● **Written task**
Transcribe verbatim every line from the line containing "Decode this image" to the end of the entries, including both endpoints. Output nothing beyond those lines.

[Extracted records]
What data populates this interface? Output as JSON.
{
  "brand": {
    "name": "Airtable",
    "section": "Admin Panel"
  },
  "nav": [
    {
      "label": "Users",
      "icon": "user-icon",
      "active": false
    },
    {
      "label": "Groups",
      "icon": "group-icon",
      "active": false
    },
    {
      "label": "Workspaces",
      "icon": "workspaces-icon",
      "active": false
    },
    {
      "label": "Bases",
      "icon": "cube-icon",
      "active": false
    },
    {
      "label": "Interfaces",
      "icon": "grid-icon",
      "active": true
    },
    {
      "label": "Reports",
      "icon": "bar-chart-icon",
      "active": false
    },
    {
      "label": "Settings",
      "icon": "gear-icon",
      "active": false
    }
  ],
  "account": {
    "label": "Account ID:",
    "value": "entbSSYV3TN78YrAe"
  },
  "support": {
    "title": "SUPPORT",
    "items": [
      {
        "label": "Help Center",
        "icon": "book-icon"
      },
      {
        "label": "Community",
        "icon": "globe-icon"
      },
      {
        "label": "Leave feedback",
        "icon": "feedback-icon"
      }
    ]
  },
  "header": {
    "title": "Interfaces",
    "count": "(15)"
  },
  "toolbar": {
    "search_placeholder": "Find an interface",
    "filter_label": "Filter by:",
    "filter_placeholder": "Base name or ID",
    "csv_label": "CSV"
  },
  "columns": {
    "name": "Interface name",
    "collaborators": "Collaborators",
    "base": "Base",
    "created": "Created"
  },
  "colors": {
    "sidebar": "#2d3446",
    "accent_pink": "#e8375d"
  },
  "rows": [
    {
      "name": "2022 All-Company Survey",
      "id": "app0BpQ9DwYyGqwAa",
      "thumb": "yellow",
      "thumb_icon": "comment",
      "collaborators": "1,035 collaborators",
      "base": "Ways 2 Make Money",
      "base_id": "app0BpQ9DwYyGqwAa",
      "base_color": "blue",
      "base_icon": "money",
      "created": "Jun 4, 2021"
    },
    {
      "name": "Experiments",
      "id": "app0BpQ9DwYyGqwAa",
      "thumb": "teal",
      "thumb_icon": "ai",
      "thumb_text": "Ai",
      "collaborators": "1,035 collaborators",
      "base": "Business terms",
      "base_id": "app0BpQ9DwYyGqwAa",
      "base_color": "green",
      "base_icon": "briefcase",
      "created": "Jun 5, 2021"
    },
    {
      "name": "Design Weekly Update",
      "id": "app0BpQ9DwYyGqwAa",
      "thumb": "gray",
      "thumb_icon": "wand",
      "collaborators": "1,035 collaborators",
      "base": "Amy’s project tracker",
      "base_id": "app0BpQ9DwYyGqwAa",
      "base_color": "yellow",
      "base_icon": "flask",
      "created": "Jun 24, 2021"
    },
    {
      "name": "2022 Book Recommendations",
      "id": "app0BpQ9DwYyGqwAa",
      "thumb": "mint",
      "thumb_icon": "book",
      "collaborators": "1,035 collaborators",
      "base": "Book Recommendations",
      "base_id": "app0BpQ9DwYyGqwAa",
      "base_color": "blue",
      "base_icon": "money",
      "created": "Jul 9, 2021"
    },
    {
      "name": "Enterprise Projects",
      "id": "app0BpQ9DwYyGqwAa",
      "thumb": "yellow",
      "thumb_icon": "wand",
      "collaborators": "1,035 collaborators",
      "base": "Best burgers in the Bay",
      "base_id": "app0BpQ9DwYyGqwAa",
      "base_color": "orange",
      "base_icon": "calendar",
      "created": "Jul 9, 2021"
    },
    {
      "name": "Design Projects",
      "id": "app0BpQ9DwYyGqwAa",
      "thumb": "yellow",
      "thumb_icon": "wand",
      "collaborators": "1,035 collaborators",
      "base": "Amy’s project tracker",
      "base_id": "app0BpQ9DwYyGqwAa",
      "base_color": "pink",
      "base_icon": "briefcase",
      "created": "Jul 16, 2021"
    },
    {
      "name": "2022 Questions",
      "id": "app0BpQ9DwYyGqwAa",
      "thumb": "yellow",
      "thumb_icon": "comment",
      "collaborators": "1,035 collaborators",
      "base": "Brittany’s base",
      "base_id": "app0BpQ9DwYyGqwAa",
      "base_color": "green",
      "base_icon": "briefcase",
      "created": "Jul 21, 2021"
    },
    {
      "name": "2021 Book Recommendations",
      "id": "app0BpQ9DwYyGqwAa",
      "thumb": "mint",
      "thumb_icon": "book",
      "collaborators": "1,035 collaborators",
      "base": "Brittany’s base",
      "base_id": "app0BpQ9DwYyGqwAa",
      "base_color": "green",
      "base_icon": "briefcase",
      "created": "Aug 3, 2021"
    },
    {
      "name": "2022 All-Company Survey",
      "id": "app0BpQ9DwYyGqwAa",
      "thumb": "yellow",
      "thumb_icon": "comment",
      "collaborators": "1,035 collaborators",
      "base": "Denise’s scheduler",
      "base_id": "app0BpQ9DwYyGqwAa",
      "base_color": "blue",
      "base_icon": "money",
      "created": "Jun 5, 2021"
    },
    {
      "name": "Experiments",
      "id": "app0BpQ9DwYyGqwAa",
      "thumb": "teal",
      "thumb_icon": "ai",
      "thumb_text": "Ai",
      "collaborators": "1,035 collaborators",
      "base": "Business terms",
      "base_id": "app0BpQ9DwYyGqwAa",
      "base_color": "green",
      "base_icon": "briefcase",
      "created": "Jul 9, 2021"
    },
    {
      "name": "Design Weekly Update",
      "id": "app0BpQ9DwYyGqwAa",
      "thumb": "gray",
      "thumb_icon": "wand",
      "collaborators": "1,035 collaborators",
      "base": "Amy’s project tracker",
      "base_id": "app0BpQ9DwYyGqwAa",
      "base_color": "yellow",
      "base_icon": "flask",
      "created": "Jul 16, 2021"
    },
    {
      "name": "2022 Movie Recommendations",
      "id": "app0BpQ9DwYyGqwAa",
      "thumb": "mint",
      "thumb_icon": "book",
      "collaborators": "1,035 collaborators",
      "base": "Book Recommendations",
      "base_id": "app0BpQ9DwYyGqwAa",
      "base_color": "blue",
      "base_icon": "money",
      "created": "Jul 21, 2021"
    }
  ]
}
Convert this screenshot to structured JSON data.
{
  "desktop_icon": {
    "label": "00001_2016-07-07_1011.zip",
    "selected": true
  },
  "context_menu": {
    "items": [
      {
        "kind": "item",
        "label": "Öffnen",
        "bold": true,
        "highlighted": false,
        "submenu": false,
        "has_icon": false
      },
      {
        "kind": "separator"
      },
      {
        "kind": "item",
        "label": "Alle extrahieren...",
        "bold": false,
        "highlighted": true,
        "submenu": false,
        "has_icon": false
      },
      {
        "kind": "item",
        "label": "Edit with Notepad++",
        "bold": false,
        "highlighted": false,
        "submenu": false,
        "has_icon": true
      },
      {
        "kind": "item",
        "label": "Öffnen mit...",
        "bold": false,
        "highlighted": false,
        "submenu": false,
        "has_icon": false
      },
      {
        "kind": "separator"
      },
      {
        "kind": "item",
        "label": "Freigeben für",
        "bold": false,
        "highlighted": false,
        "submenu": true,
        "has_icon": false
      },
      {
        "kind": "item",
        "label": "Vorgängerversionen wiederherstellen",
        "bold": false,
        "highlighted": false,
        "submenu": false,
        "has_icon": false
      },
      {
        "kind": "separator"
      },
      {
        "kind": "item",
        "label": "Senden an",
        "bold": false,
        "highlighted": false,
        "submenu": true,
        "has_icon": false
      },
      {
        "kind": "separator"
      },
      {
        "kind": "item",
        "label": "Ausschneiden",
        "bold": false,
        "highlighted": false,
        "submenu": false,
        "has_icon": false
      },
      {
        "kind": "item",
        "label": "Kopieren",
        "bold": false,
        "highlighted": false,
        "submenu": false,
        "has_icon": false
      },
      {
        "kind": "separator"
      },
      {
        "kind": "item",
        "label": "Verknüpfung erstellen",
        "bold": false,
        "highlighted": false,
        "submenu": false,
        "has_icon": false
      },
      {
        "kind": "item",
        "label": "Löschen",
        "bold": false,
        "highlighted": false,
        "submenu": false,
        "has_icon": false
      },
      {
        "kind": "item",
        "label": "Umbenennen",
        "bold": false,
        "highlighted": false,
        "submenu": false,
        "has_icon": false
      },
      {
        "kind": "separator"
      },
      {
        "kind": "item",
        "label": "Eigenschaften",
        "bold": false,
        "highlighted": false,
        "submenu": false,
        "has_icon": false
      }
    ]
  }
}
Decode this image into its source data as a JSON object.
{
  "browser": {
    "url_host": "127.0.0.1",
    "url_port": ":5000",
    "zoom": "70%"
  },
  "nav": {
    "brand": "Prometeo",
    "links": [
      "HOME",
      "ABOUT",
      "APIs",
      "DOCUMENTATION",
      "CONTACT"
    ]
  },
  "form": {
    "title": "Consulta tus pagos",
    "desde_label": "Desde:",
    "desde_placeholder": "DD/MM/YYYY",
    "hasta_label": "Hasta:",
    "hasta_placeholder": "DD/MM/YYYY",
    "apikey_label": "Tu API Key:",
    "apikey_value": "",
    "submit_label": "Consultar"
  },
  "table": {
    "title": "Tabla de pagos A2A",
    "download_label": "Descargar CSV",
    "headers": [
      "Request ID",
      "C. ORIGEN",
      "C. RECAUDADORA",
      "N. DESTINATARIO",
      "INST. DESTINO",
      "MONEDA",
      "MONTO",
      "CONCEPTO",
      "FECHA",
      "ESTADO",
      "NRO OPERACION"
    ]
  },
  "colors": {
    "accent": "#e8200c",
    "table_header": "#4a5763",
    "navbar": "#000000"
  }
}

● **Exercise solution**
Decode this image into its source data as a JSON object.
{
  "browser": {
    "url_host": "127.0.0.1",
    "url_port": ":5000",
    "zoom": "70%"
  },
  "nav": {
    "brand": "Prometeo",
    "links": [
      "HOME",
      "ABOUT",
      "APIs",
      "DOCUMENTATION",
      "CONTACT"
    ]
  },
  "form": {
    "title": "Consulta tus pagos",
    "desde_label": "Desde:",
    "desde_placeholder": "DD/MM/YYYY",
    "hasta_label": "Hasta:",
    "hasta_placeholder": "DD/MM/YYYY",
    "apikey_label": "Tu API Key:",
    "apikey_value": "",
    "submit_label": "Consultar"
  },
  "table": {
    "title": "Tabla de pagos A2A",
    "download_label": "Descargar CSV",
    "headers": [
      "Request ID",
      "C. ORIGEN",
      "C. RECAUDADORA",
      "N. DESTINATARIO",
      "INST. DESTINO",
      "MONEDA",
      "MONTO",
      "CONCEPTO",
      "FECHA",
      "ESTADO",
      "NRO OPERACION"
    ]
  },
  "colors": {
    "accent": "#e8200c",
    "table_header": "#4a5763",
    "navbar": "#000000"
  }
}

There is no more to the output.